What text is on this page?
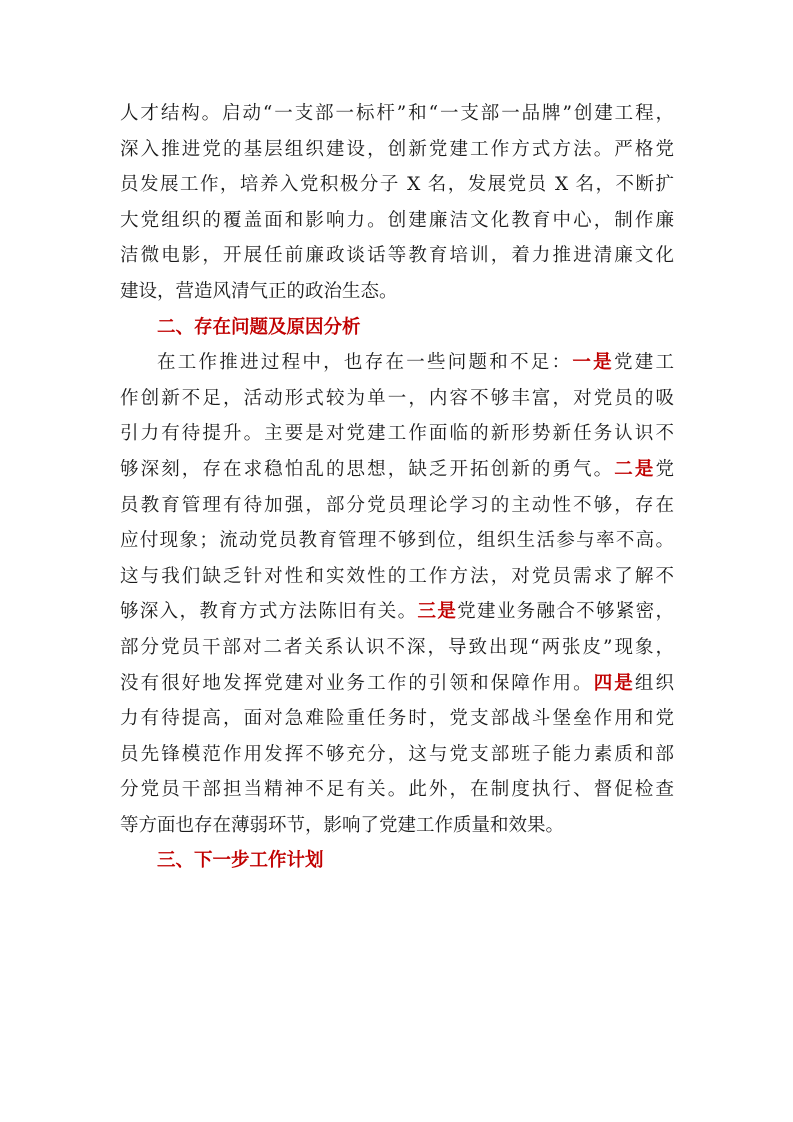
人才结构。启动“一支部一标杆”和“一支部一品牌”创建工程，
深入推进党的基层组织建设，创新党建工作方式方法。严格党
员发展工作，培养入党积极分子 X 名，发展党员 X 名，不断扩
大党组织的覆盖面和影响力。创建廉洁文化教育中心，制作廉
洁微电影，开展任前廉政谈话等教育培训，着力推进清廉文化
建设，营造风清气正的政治生态。
二、存在问题及原因分析
在工作推进过程中，也存在一些问题和不足：一是党建工
作创新不足，活动形式较为单一，内容不够丰富，对党员的吸
引力有待提升。主要是对党建工作面临的新形势新任务认识不
够深刻，存在求稳怕乱的思想，缺乏开拓创新的勇气。二是党
员教育管理有待加强，部分党员理论学习的主动性不够，存在
应付现象；流动党员教育管理不够到位，组织生活参与率不高。
这与我们缺乏针对性和实效性的工作方法，对党员需求了解不
够深入，教育方式方法陈旧有关。三是党建业务融合不够紧密，
部分党员干部对二者关系认识不深，导致出现“两张皮”现象，
没有很好地发挥党建对业务工作的引领和保障作用。四是组织
力有待提高，面对急难险重任务时，党支部战斗堡垒作用和党
员先锋模范作用发挥不够充分，这与党支部班子能力素质和部
分党员干部担当精神不足有关。此外，在制度执行、督促检查
等方面也存在薄弱环节，影响了党建工作质量和效果。
三、下一步工作计划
• • •
• REQUIREMENTS: Restate each entry word for word, please, but drop any images it holds.

• TASK RESPONSE:
What text is on this page?
人才结构。启动“一支部一标杆”和“一支部一品牌”创建工程，
深入推进党的基层组织建设，创新党建工作方式方法。严格党
员发展工作，培养入党积极分子 X 名，发展党员 X 名，不断扩
大党组织的覆盖面和影响力。创建廉洁文化教育中心，制作廉
洁微电影，开展任前廉政谈话等教育培训，着力推进清廉文化
建设，营造风清气正的政治生态。
二、存在问题及原因分析
在工作推进过程中，也存在一些问题和不足：一是党建工
作创新不足，活动形式较为单一，内容不够丰富，对党员的吸
引力有待提升。主要是对党建工作面临的新形势新任务认识不
够深刻，存在求稳怕乱的思想，缺乏开拓创新的勇气。二是党
员教育管理有待加强，部分党员理论学习的主动性不够，存在
应付现象；流动党员教育管理不够到位，组织生活参与率不高。
这与我们缺乏针对性和实效性的工作方法，对党员需求了解不
够深入，教育方式方法陈旧有关。三是党建业务融合不够紧密，
部分党员干部对二者关系认识不深，导致出现“两张皮”现象，
没有很好地发挥党建对业务工作的引领和保障作用。四是组织
力有待提高，面对急难险重任务时，党支部战斗堡垒作用和党
员先锋模范作用发挥不够充分，这与党支部班子能力素质和部
分党员干部担当精神不足有关。此外，在制度执行、督促检查
等方面也存在薄弱环节，影响了党建工作质量和效果。
三、下一步工作计划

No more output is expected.